Requirements >> In the listing below, locate the lines that hold "JSON" and copy them.

Stored rows >>
--- Start ---
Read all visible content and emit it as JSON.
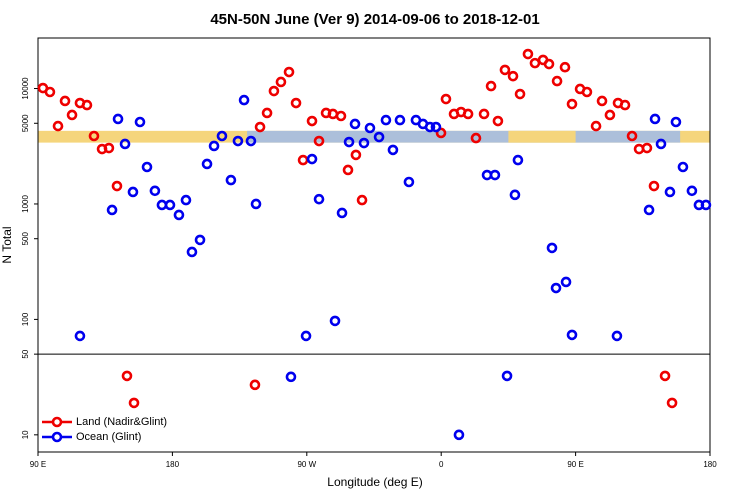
{
  "chart_data": {
    "type": "scatter",
    "title": "45N-50N June (Ver 9)   2014-09-06 to 2018-12-01",
    "xlabel": "Longitude (deg E)",
    "ylabel": "N Total",
    "log_y": true,
    "legend": "bottom-left",
    "xlim": [
      90,
      540
    ],
    "ylim": [
      7.1,
      27400
    ],
    "xticks": [
      {
        "value": 90,
        "label": "90 E"
      },
      180,
      {
        "value": 270,
        "label": "90 W"
      },
      {
        "value": 360,
        "label": "0"
      },
      {
        "value": 450,
        "label": "90 E"
      },
      {
        "value": 540,
        "label": "180"
      }
    ],
    "yticks": [
      10,
      50,
      100,
      500,
      1000,
      5000,
      10000
    ],
    "hline": 50,
    "band": {
      "ylim": [
        3400,
        4300
      ],
      "color": "#f5d57c",
      "color2": "#a8bedf"
    },
    "series": [
      {
        "name": "Land (Nadir&Glint)",
        "color": "#ee0000",
        "x": [
          93.3,
          98.0,
          103.4,
          108.1,
          112.8,
          118.1,
          122.8,
          127.5,
          132.9,
          137.5,
          142.9,
          149.6,
          154.3,
          235.3,
          238.7,
          243.4,
          248.0,
          252.7,
          258.1,
          262.8,
          267.5,
          273.5,
          278.2,
          282.9,
          287.5,
          292.9,
          297.6,
          302.9,
          307.0,
          359.9,
          363.2,
          368.6,
          373.3,
          378.0,
          383.3,
          388.7,
          393.4,
          398.0,
          402.7,
          408.1,
          412.8,
          418.1,
          422.8,
          428.2,
          432.2,
          437.6,
          442.9,
          447.6,
          453.0,
          457.6,
          463.7,
          467.7,
          473.0,
          478.4,
          483.1,
          487.8,
          492.5,
          497.8,
          502.5,
          509.9,
          514.6
        ],
        "values": [
          10100,
          9330,
          4730,
          7800,
          5900,
          7490,
          7190,
          3880,
          2990,
          3050,
          1430,
          32.4,
          18.9,
          27.1,
          4640,
          6140,
          9510,
          11400,
          13900,
          7490,
          2400,
          5230,
          3510,
          6140,
          6020,
          5780,
          1970,
          2660,
          1080,
          4120,
          8110,
          6020,
          6260,
          6020,
          3720,
          6020,
          10500,
          5230,
          14500,
          12800,
          8960,
          19900,
          16600,
          17700,
          16300,
          11600,
          15300,
          7340,
          9910,
          9330,
          4730,
          7800,
          5900,
          7490,
          7190,
          3880,
          2990,
          3050,
          1430,
          32.4,
          18.9
        ]
      },
      {
        "name": "Ocean (Glint)",
        "color": "#0000ee",
        "x": [
          118.1,
          139.6,
          143.6,
          148.3,
          153.6,
          158.3,
          163.0,
          168.3,
          173.0,
          178.4,
          184.4,
          189.1,
          193.1,
          198.5,
          203.2,
          207.9,
          213.2,
          219.2,
          223.9,
          228.0,
          232.6,
          236.0,
          259.4,
          269.5,
          273.5,
          278.2,
          288.9,
          293.6,
          298.3,
          302.3,
          308.3,
          312.3,
          318.4,
          323.0,
          327.7,
          332.4,
          338.4,
          343.1,
          347.8,
          352.5,
          356.5,
          371.9,
          390.7,
          396.0,
          404.1,
          409.4,
          411.4,
          434.2,
          436.9,
          443.6,
          447.6,
          477.7,
          499.2,
          503.2,
          507.2,
          513.2,
          517.2,
          521.9,
          527.9,
          532.6,
          537.3
        ],
        "values": [
          71.9,
          887,
          5450,
          3310,
          1270,
          5130,
          2090,
          1300,
          980,
          980,
          803,
          1080,
          384,
          488,
          2220,
          3180,
          3880,
          1610,
          3510,
          7940,
          3510,
          1000,
          31.8,
          71.9,
          2450,
          1100,
          97.0,
          836,
          3440,
          4930,
          3370,
          4550,
          3800,
          5330,
          2940,
          5330,
          1550,
          5330,
          4930,
          4640,
          4640,
          10,
          1780,
          1780,
          32.4,
          1200,
          2400,
          416,
          187,
          211,
          73.4,
          71.9,
          887,
          5450,
          3310,
          1270,
          5130,
          2090,
          1300,
          980,
          980
        ]
      }
    ]
  }
}
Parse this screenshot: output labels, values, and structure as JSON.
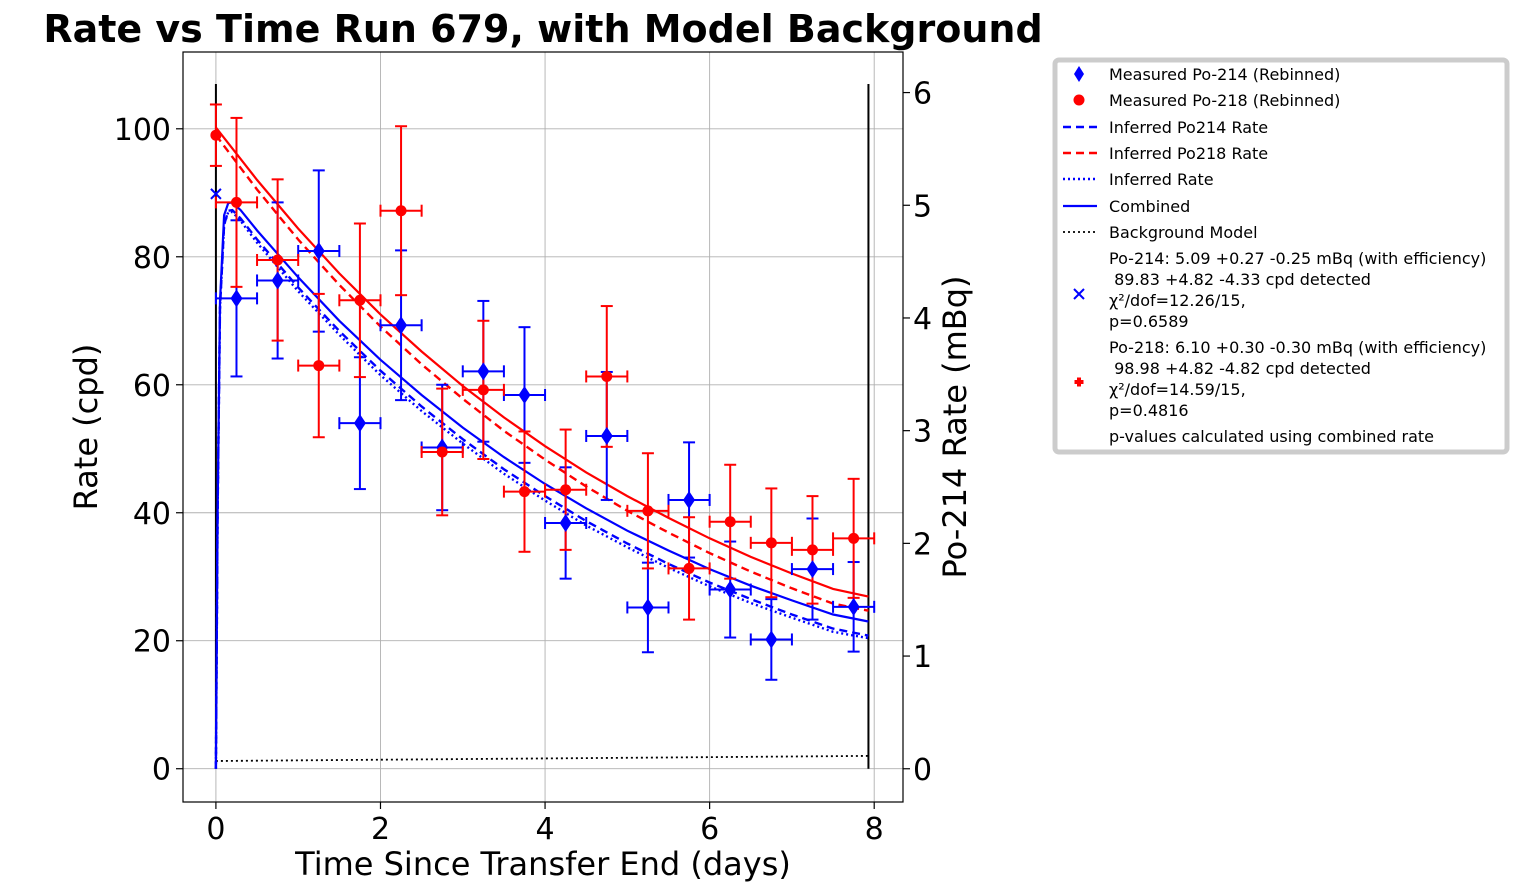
{
  "chart_data": {
    "type": "scatter",
    "title": "Rate vs Time Run 679, with Model Background",
    "xlabel": "Time Since Transfer End (days)",
    "ylabel": "Rate (cpd)",
    "y2label": "Po-214 Rate (mBq)",
    "xlim": [
      -0.4,
      8.35
    ],
    "ylim": [
      -5.2,
      112
    ],
    "y2lim": [
      -0.295,
      6.36
    ],
    "xticks": [
      0,
      2,
      4,
      6,
      8
    ],
    "yticks": [
      0,
      20,
      40,
      60,
      80,
      100
    ],
    "y2ticks": [
      0,
      1,
      2,
      3,
      4,
      5,
      6
    ],
    "grid": true,
    "legend_position": "outside-right",
    "vlines_x": [
      0,
      7.93
    ],
    "colors": {
      "po214": "#0000ff",
      "po218": "#ff0000",
      "background": "#000000",
      "legend_frame": "#cccccc"
    },
    "po214_measured": {
      "x": [
        0.25,
        0.75,
        1.25,
        1.75,
        2.25,
        2.75,
        3.25,
        3.75,
        4.25,
        4.75,
        5.25,
        5.75,
        6.25,
        6.75,
        7.25,
        7.75
      ],
      "y": [
        73.5,
        76.3,
        80.9,
        54.0,
        69.3,
        50.2,
        62.1,
        58.4,
        38.4,
        52.0,
        25.2,
        42.0,
        28.0,
        20.2,
        31.2,
        25.3
      ],
      "yerr": [
        12.2,
        12.2,
        12.6,
        10.3,
        11.7,
        9.8,
        11.0,
        10.6,
        8.7,
        10.0,
        7.0,
        9.0,
        7.5,
        6.3,
        7.9,
        7.0
      ],
      "xerr": 0.25
    },
    "po218_measured": {
      "x": [
        0.0,
        0.25,
        0.75,
        1.25,
        1.75,
        2.25,
        2.75,
        3.25,
        3.75,
        4.25,
        4.75,
        5.25,
        5.75,
        6.25,
        6.75,
        7.25,
        7.75
      ],
      "y": [
        99.0,
        88.5,
        79.5,
        63.0,
        73.2,
        87.2,
        49.5,
        59.2,
        43.3,
        43.6,
        61.3,
        40.3,
        31.3,
        38.6,
        35.3,
        34.2,
        36.0
      ],
      "yerr": [
        4.8,
        13.2,
        12.6,
        11.2,
        12.0,
        13.2,
        9.9,
        10.8,
        9.4,
        9.4,
        11.0,
        9.0,
        8.0,
        8.9,
        8.5,
        8.4,
        9.3
      ],
      "xerr": [
        0.0,
        0.25,
        0.25,
        0.25,
        0.25,
        0.25,
        0.25,
        0.25,
        0.25,
        0.25,
        0.25,
        0.25,
        0.25,
        0.25,
        0.25,
        0.25,
        0.25
      ]
    },
    "po214_fit_point": {
      "x": 0,
      "y": 89.83
    },
    "po218_fit_point": {
      "x": 0,
      "y": 98.98
    },
    "models": {
      "inferred_po214": {
        "x": [
          0,
          0.02,
          0.05,
          0.1,
          0.15,
          0.2,
          0.3,
          0.5,
          1,
          1.5,
          2,
          2.5,
          3,
          3.5,
          4,
          4.5,
          5,
          5.5,
          6,
          6.5,
          7,
          7.5,
          7.93
        ],
        "y": [
          0,
          40,
          72,
          85,
          87.2,
          87.3,
          86,
          82.7,
          75.2,
          68.4,
          62.2,
          56.6,
          51.5,
          46.8,
          42.6,
          38.7,
          35.2,
          32.0,
          29.1,
          26.5,
          24.1,
          21.9,
          20.8
        ]
      },
      "inferred_po218": {
        "x": [
          0,
          0.5,
          1,
          1.5,
          2,
          2.5,
          3,
          3.5,
          4,
          4.5,
          5,
          5.5,
          6,
          6.5,
          7,
          7.5,
          7.93
        ],
        "y": [
          99,
          90.5,
          82.7,
          75.6,
          69.1,
          63.2,
          57.8,
          52.8,
          48.3,
          44.1,
          40.3,
          36.9,
          33.7,
          30.8,
          28.2,
          25.8,
          24.7
        ]
      },
      "inferred_rate": {
        "x": [
          0,
          0.02,
          0.05,
          0.1,
          0.15,
          0.2,
          0.3,
          0.5,
          1,
          1.5,
          2,
          2.5,
          3,
          3.5,
          4,
          4.5,
          5,
          5.5,
          6,
          6.5,
          7,
          7.5,
          7.93
        ],
        "y": [
          0,
          40,
          72,
          85,
          87.0,
          87.0,
          85.6,
          82.2,
          74.6,
          67.8,
          61.5,
          55.9,
          50.8,
          46.1,
          41.9,
          38.0,
          34.6,
          31.4,
          28.5,
          25.9,
          23.6,
          21.4,
          20.4
        ]
      },
      "combined_po214": {
        "x": [
          0,
          0.02,
          0.05,
          0.1,
          0.15,
          0.2,
          0.3,
          0.5,
          1,
          1.5,
          2,
          2.5,
          3,
          3.5,
          4,
          4.5,
          5,
          5.5,
          6,
          6.5,
          7,
          7.5,
          7.93
        ],
        "y": [
          0,
          40,
          73,
          86.5,
          88.4,
          88.5,
          87.3,
          84.1,
          76.8,
          70.0,
          63.9,
          58.4,
          53.3,
          48.7,
          44.5,
          40.7,
          37.2,
          34.1,
          31.2,
          28.6,
          26.3,
          24.1,
          23.0
        ]
      },
      "combined_po218": {
        "x": [
          0,
          0.5,
          1,
          1.5,
          2,
          2.5,
          3,
          3.5,
          4,
          4.5,
          5,
          5.5,
          6,
          6.5,
          7,
          7.5,
          7.93
        ],
        "y": [
          100.2,
          92.0,
          84.4,
          77.4,
          71.0,
          65.2,
          59.8,
          54.9,
          50.4,
          46.3,
          42.6,
          39.2,
          36.0,
          33.1,
          30.5,
          28.1,
          26.9
        ]
      },
      "background": {
        "x": [
          0,
          7.93
        ],
        "y": [
          1.2,
          2.0
        ]
      }
    },
    "legend": {
      "entries": [
        "Measured Po-214 (Rebinned)",
        "Measured Po-218 (Rebinned)",
        "Inferred Po214 Rate",
        "Inferred Po218 Rate",
        "Inferred Rate",
        "Combined",
        "Background Model"
      ],
      "po214_summary": [
        "Po-214: 5.09 +0.27 -0.25 mBq (with efficiency)",
        " 89.83 +4.82 -4.33 cpd detected",
        "χ²/dof=12.26/15,",
        "p=0.6589"
      ],
      "po218_summary": [
        "Po-218: 6.10 +0.30 -0.30 mBq (with efficiency)",
        " 98.98 +4.82 -4.82 cpd detected",
        "χ²/dof=14.59/15,",
        "p=0.4816"
      ],
      "footnote": "p-values calculated using combined rate"
    }
  }
}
--- End ---
Reply >>
Read all visible content and emit it as JSON.
Parse this screenshot: output labels, values, and structure as JSON.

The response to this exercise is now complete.